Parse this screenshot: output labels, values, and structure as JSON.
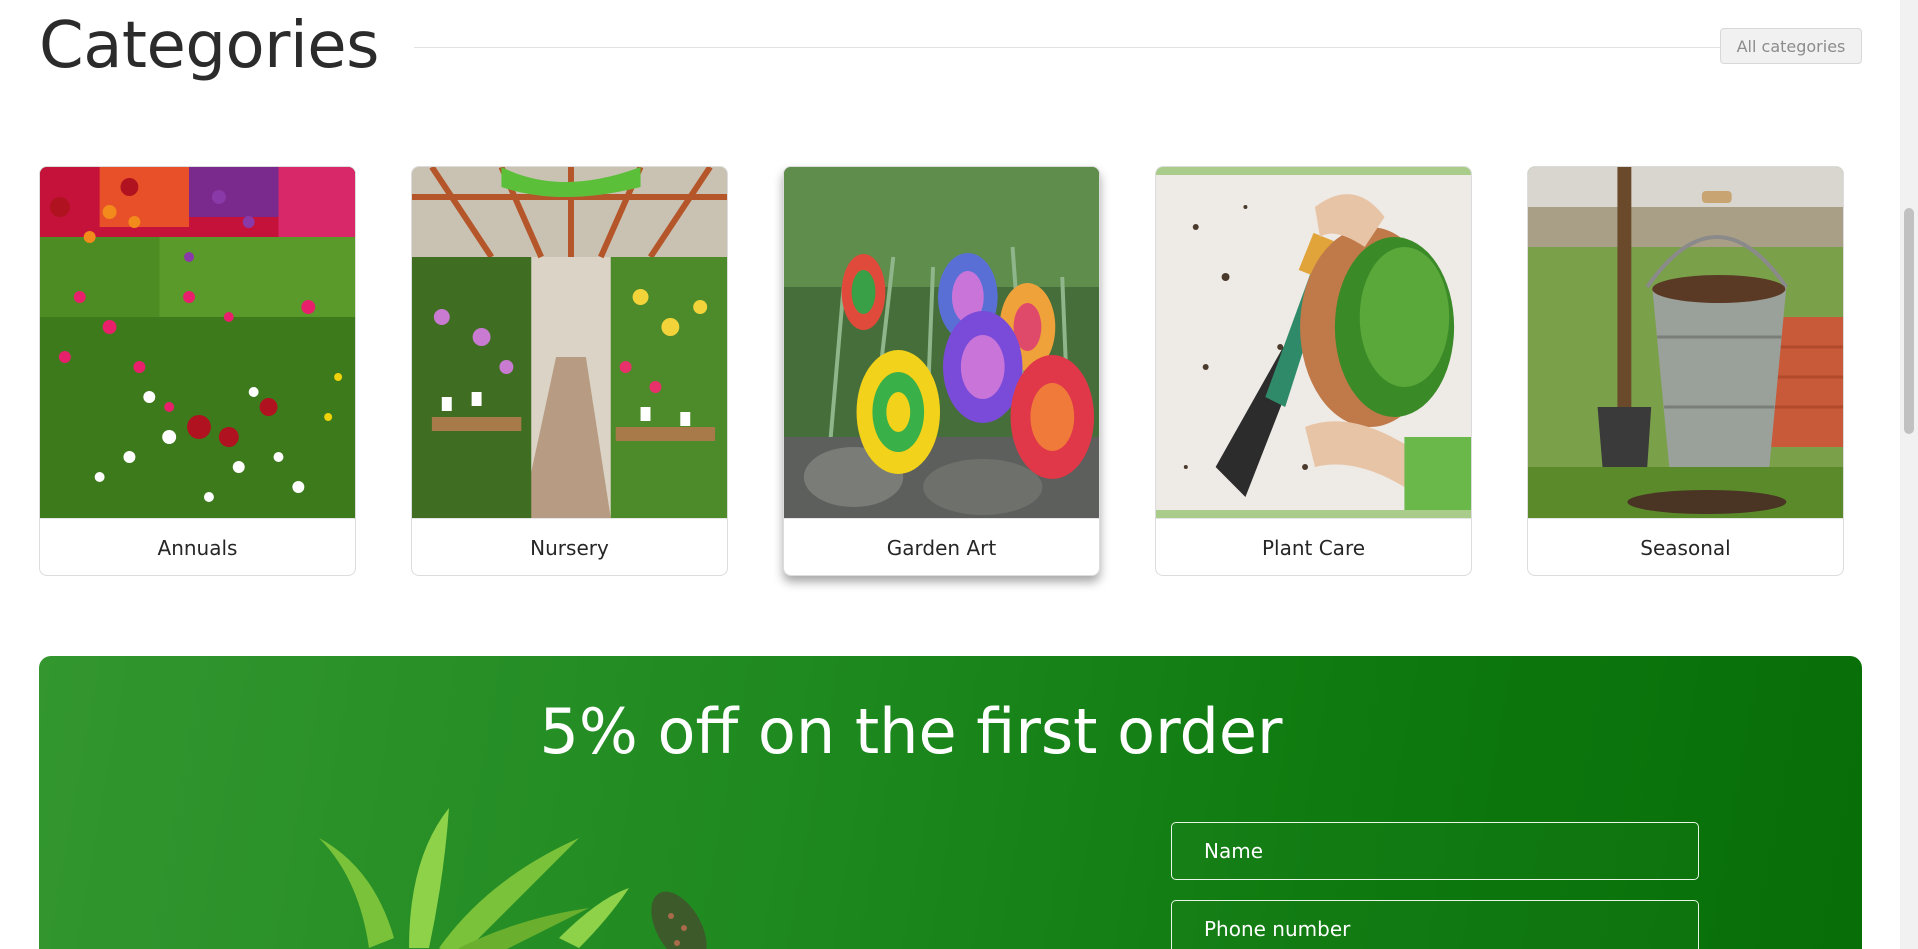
{
  "categories_section": {
    "title": "Categories",
    "all_button_label": "All categories",
    "cards": [
      {
        "label": "Annuals",
        "image": "flower-bed-photo"
      },
      {
        "label": "Nursery",
        "image": "greenhouse-photo"
      },
      {
        "label": "Garden Art",
        "image": "painted-snail-stones-photo",
        "highlighted": true
      },
      {
        "label": "Plant Care",
        "image": "potting-plant-photo"
      },
      {
        "label": "Seasonal",
        "image": "bucket-and-shovel-photo"
      }
    ]
  },
  "promo": {
    "title": "5% off on the first order",
    "name_placeholder": "Name",
    "phone_placeholder": "Phone number",
    "accent_color": "#1f8a20"
  }
}
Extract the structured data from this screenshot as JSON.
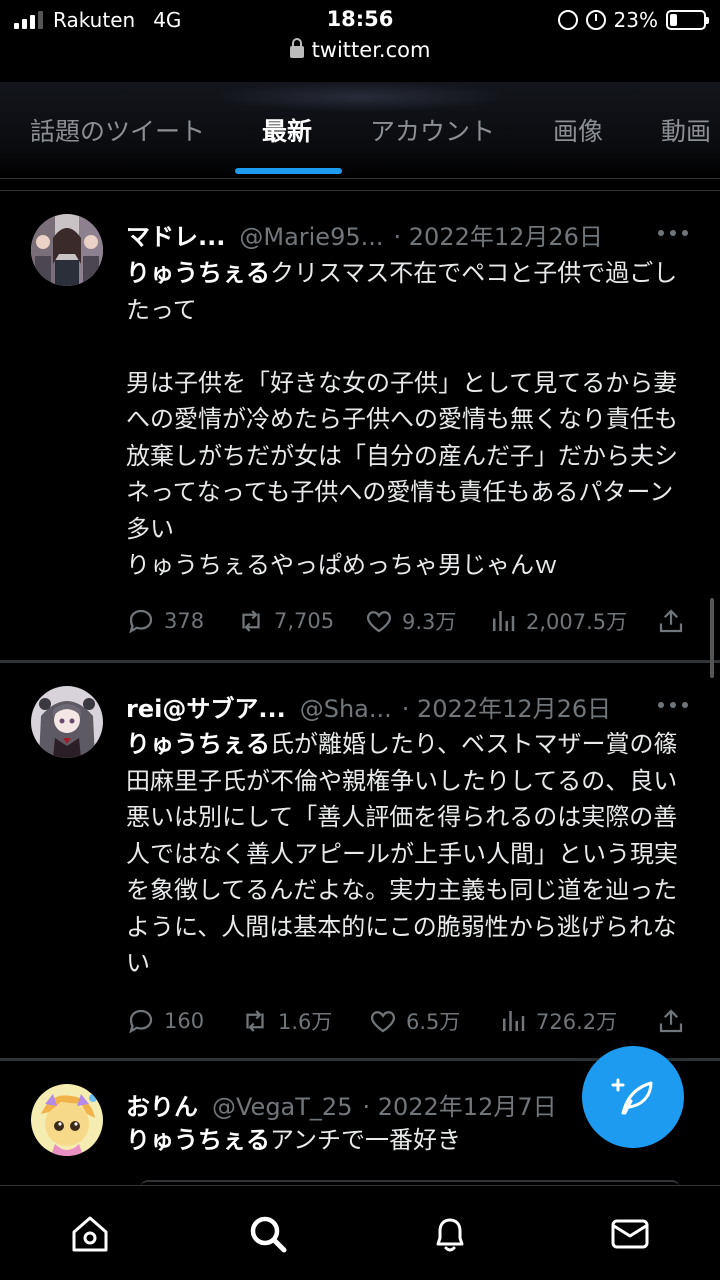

────────

→ **WHAT IS EXPECTED**
Make a verbatim copy of all the entries and strip out the pictures.

→ **SOLUTION**
Parse this screenshot: output labels, values, and structure as JSON.
{
  "categories_section": {
    "title": "Categories",
    "all_button_label": "All categories",
    "cards": [
      {
        "label": "Annuals",
        "image": "flower-bed-photo"
      },
      {
        "label": "Nursery",
        "image": "greenhouse-photo"
      },
      {
        "label": "Garden Art",
        "image": "painted-snail-stones-photo",
        "highlighted": true
      },
      {
        "label": "Plant Care",
        "image": "potting-plant-photo"
      },
      {
        "label": "Seasonal",
        "image": "bucket-and-shovel-photo"
      }
    ]
  },
  "promo": {
    "title": "5% off on the first order",
    "name_placeholder": "Name",
    "phone_placeholder": "Phone number",
    "accent_color": "#1f8a20"
  }
}
Extract the structured data from this screenshot as JSON.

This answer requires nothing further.